**** ИСХОДНЫЙ ТЕКСТ ****

The Russian Patriarchs of 1589–1700

Указ был против древней традиции и отрицал постановление Стоглавого собора, гласившее ясно: «Иже кто не знаменается двемя персты, яко же и Христос, да есть проклят». Никон не желал ставить себя в более легкое положение, чем патриарх Иосиф, восставший против власти ревнителей и сломленный ими. Свой указ как вызов на бой Никон послал первому Иоанну Неронову в Казанский собор. И ревнители дрогнули, поняли, что в России появился новый хозяин церковных дел.

Сердце озябло и ноги задрожали у его бывших товарищей, — доносили Никону. Не в силах противиться указу патриарха и не желая выполнять его, Иоанн Неронов на целую неделю скрылся в Чудов монастырь и, запершись, молился, оставив Казанский собор на бестрепетного Аввакума Петрова. Заговорили ревнители, что зима настает и приспевает время страдания. Воистину так! Заблудшие овцы подняли свой голос против владыки Церкви, подали на Никона обличительную челобитную царю — но тот, как и следовало ожидать, отдал ее патриарху. Что же, они заслужили свою участь. По доносу недовольных ревнителями священников Никон велел арестовать попа Логгина. Иоанн Неронов выступил его защитником и оскорбил Никона со всем освященным собором.

«В Евангелии написано, — кричал тогда Иоанн протопоп, — что Господь говорил: «Любите враги ваша, добро творите ненавидящим вас». А тебе, — тыкал он пальцем в Никона, — кто хочет добра — тех ты ненавидишь; любишь, жалуешь и слушаешь клеветников и шепотников! Клевета на добрых людей доходит к тебе за пятьсот и за тысячу верст. Восстал ты на своих друзей, а на их место поставил тех, кого раньше называл врагами Божиими и разорителями закона Господня. Обвиняешь людей в том, что они прихожан мучат, а сам беспрестанно и по воскресеньям даже приказываешь бить и мучить. Ныне от тебя боголюбцы терпят беды и разорения. Не знаю, почему это собрание называется собором церковным, ибо от него закон Господень терпит укоризны и поношения. Такие соборы были на великих святителей Иоанна Златоустаго и Стефана Сурожскаго!»

Все громче кричали ревнители благочестия, что Никон — недостойный патриарх. Но не было среди их голосов голоса Стефана Вонифатьевича, и молчал царский дворец. Хоть и жалел царь Алексей Михайлович своих друзей, но против Никона не пошел. Патриарх же содрал с Иоанна Неронова скуфью и, лишив священства, сослал в заточение в Спасо–Каменный монастырь. Лишил он священства и Логгина, который при расстрижении Никону в глаза наплевал, а когда содрали с него однорядку и кафтан — он и рубаху в алтарь патриарху бросил. Даниила Никон расстриг и сослал в Астрахань, а Аввакума с женой и малыми детьми отправил на верную смерть в Сибирь.

****

ЗАДАНИЯ К УПРАЖНЕНИЮ:
a: Переведите на английский язык предложение из текста о патриархе Никоне: «Хоть и жалел царь Алексей Михайлович своих друзей, но против Никона не пошел».
b: Извлеките из текста о патриархе Никоне фрагмент, который открывается словами «The Russian Patriarchs» и завершается словами «хозяин церковных дел.».

**** ПОКАЗАННЫЕ ЗАПИСИ ****

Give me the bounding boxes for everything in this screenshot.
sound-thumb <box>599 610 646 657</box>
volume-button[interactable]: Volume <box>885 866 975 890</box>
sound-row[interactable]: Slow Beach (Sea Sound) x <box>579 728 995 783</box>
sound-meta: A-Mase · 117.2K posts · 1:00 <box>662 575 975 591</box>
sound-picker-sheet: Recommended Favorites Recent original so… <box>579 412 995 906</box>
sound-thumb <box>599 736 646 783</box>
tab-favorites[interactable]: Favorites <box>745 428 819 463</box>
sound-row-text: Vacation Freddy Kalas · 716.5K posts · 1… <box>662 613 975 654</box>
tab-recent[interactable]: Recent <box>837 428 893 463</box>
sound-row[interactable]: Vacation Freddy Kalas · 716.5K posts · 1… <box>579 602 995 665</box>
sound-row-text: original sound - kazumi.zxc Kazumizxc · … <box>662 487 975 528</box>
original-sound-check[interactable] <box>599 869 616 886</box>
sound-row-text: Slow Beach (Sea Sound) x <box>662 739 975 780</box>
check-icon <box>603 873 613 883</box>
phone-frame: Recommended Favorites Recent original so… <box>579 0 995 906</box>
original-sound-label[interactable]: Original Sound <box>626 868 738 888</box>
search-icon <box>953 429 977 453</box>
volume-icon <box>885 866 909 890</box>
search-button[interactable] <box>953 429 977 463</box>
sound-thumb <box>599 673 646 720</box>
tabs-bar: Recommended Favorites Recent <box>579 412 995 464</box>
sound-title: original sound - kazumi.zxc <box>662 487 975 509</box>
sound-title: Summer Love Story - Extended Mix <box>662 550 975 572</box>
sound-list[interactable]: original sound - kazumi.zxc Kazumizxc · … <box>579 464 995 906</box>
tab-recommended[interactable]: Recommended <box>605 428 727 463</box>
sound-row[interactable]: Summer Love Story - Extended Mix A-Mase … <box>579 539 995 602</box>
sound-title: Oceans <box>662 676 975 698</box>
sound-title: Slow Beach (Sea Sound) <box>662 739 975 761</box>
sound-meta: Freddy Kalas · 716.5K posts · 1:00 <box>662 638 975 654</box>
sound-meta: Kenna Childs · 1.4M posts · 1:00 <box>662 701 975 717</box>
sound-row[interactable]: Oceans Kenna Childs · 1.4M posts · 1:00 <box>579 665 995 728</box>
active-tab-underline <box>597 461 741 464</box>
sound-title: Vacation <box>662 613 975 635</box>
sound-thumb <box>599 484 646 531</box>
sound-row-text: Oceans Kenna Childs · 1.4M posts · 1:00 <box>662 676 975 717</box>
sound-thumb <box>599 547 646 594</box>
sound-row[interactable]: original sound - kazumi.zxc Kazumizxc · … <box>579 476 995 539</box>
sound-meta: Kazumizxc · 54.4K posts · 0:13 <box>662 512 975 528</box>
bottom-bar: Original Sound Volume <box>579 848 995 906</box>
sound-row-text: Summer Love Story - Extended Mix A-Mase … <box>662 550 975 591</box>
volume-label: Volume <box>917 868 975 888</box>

****

ОТВЕТЫ НИЖЕ:
a: Although Tsar Alexei Mikhailovich felt sorry for his friends, he did not go against Nikon.

b:
The Russian Patriarchs of 1589–1700

Указ был против древней традиции и отрицал постановление Стоглавого собора, гласившее ясно: «Иже кто не знаменается двемя персты, яко же и Христос, да есть проклят». Никон не желал ставить себя в более легкое положение, чем патриарх Иосиф, восставший против власти ревнителей и сломленный ими. Свой указ как вызов на бой Никон послал первому Иоанну Неронову в Казанский собор. И ревнители дрогнули, поняли, что в России появился новый хозяин церковных дел.